_Document extract:_
--------------------------------------------------
There are also similarities in how those who don’t engage in property damage or other less socially sanctioned methods of direct action respond to those who do. While I was disappointed at the reaction to Millbank, I wasn’t surprised. Those who carried out property damage and so on were said to be attention seekers, their status as “proper” members of the movement challenged, and others in the movement tried to distance themselves as much as possible from the window-breakers. Sound familiar?

I suspect that these issues are ones that any protest movement has to negotiate – they’re not unique to movements. There are points of connection between the suffrage movement and what’s happening today, particularly when it comes to how damage to public property and injury to protesters are discussed, and it’s these points of connection that think are interesting.

In happier news, my favourite bookshop turns 37 this weekend – happy birthday News from Nowhere! Here’s some of their history for the interested.

Press understanding of the black bloc

On Saturday, over 500,000 people took part in the March for the Alternative. The Guardian live-blogged it (first part, second part) and for the majority, it was a peaceful and diverse march.

At some point, some protesters seem to have headed to Oxford Street to engage in some direct action, namely occupying Fortnum & Masons (and were duly kettled upon leaving, having been told they’d be free to leave the area), and in a late evening a large group gathered at Trafalgar Square, apparently to rest, catch up, swap news and so on. At this point something happened, and the police responded by kettling them. People’s experiences could be very different depending on where they were and when – one person was baton charged by the police, Laurie Penny was caught in the Trafalgar Square kettle, this young blogger found himself protecting a girl whose arm was broken by the police in the Trafalgar Square kettle and Katie writes about the march and Trafalgar Square and the aftermath as a St John’s Ambulance first aider.

The reaction from the conservative press was predictable but again, people were anxious to distance themselves from those not participating in the march and engaging in different forms of direct action.

Johann Hari:

Shame on the media for focusing on a few idiots from yesterday not the inspiring 500,000, and shame on the idiots for giving them the excuse (source)

They were Black Block, who are entirely different people (and twats) (source)

Charlie Brooker:

Confusing these twats with the hundreds of thousands of actual protesters = mistaking football hooligans for footballers. (source)

La Sophielle has some interesting stuff to say on the distinction between “good” protesters and “bad” protesters:

All those news outlets with their talk of “splinter groups”, “mobs”, “maelstroms of violence”, “violent minorities” and “masked thugs” who “hijack” things – and don’t forget the bafflingly recurrent remark that those responsible “used Twitter to coordinate actions and cause trouble” – all these news outlets actually don’t care to differentiate between various expressions of political resistance, whatever they may say to the contrary. Protestors come in ‘nice’ or ‘black’ – full stop. I don’t resent this because I resent UK Uncut being “smeared” or lumped in with the black bloc. I resent this because it means that inane dichotomies (legitimate/illegitimate, nice/nasty, peaceful/violent) are shored up in the name of reporting, which in fact serve nothing at all except sensation. (source)
--------------------------------------------------
(Listings of box coordinates)
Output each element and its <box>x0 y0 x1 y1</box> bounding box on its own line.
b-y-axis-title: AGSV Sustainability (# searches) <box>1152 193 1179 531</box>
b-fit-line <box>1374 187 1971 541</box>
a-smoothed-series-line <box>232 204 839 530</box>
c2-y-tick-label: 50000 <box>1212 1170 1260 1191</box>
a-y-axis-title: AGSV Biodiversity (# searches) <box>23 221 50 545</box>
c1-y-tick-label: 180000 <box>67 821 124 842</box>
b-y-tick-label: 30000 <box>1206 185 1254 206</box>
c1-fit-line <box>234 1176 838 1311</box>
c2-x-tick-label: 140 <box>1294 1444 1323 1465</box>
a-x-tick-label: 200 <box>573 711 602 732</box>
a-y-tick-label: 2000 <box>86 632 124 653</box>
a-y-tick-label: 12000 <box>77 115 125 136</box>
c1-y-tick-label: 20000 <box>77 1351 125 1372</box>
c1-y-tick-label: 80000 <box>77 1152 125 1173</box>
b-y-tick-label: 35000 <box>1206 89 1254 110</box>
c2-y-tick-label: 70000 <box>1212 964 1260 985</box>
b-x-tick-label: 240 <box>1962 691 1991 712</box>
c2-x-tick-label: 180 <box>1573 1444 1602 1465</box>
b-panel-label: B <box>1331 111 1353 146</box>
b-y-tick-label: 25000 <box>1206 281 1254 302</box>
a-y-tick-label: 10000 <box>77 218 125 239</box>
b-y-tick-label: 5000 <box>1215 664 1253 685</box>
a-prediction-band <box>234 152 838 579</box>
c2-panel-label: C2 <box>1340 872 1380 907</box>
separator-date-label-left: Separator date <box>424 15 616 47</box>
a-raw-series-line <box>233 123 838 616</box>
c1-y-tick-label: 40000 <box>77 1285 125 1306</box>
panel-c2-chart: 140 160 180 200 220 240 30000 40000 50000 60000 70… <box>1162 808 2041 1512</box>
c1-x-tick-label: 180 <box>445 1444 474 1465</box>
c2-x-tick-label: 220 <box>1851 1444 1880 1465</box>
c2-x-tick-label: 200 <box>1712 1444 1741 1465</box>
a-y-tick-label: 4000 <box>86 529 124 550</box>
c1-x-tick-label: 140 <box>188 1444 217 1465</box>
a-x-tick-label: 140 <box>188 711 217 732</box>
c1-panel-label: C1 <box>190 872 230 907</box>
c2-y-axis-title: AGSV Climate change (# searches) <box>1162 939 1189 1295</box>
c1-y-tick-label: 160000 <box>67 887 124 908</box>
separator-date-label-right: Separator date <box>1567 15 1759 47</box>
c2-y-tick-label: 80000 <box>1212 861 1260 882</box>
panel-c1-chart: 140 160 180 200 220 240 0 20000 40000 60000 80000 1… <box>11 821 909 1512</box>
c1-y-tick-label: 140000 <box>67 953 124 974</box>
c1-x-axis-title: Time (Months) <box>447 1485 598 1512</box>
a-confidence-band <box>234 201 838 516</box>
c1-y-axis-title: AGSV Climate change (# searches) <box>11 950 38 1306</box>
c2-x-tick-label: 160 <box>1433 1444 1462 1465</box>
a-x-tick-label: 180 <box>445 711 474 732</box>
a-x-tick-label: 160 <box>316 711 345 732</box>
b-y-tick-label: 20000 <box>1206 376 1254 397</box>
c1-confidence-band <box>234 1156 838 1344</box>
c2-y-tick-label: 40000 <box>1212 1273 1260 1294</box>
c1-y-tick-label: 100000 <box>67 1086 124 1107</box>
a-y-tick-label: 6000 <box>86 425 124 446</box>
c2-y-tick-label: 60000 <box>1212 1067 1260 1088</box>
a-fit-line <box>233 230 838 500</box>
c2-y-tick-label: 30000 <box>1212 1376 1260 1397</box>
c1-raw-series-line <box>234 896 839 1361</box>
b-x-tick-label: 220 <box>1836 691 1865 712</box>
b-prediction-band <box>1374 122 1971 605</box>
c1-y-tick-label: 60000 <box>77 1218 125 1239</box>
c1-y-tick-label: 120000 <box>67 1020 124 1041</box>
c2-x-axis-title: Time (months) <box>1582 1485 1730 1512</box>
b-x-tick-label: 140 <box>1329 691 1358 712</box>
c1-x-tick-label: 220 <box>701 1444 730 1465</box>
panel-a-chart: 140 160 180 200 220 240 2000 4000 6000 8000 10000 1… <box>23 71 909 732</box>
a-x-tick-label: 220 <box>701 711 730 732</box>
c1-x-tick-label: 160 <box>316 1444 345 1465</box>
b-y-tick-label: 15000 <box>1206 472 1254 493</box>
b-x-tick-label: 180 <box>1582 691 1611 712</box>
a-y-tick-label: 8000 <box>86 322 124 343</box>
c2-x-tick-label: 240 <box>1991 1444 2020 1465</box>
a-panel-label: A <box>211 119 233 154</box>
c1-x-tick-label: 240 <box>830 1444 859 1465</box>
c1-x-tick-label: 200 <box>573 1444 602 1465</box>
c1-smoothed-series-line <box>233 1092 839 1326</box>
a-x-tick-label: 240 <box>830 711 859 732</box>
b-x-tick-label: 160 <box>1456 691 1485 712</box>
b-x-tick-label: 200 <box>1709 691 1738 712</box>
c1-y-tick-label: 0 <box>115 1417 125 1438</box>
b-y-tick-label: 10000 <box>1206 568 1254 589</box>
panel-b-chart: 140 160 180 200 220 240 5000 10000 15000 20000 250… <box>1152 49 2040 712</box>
--------------------------------------------------
_Task to complete:_ Copy the passage of the protest blog post that begins at the words "On Saturday, over" and stops after "and diverse march.". Work from the text alone.

_Solution for this task:_
On Saturday, over 500,000 people took part in the March for the Alternative. The Guardian live-blogged it (first part, second part) and for the majority, it was a peaceful and diverse march.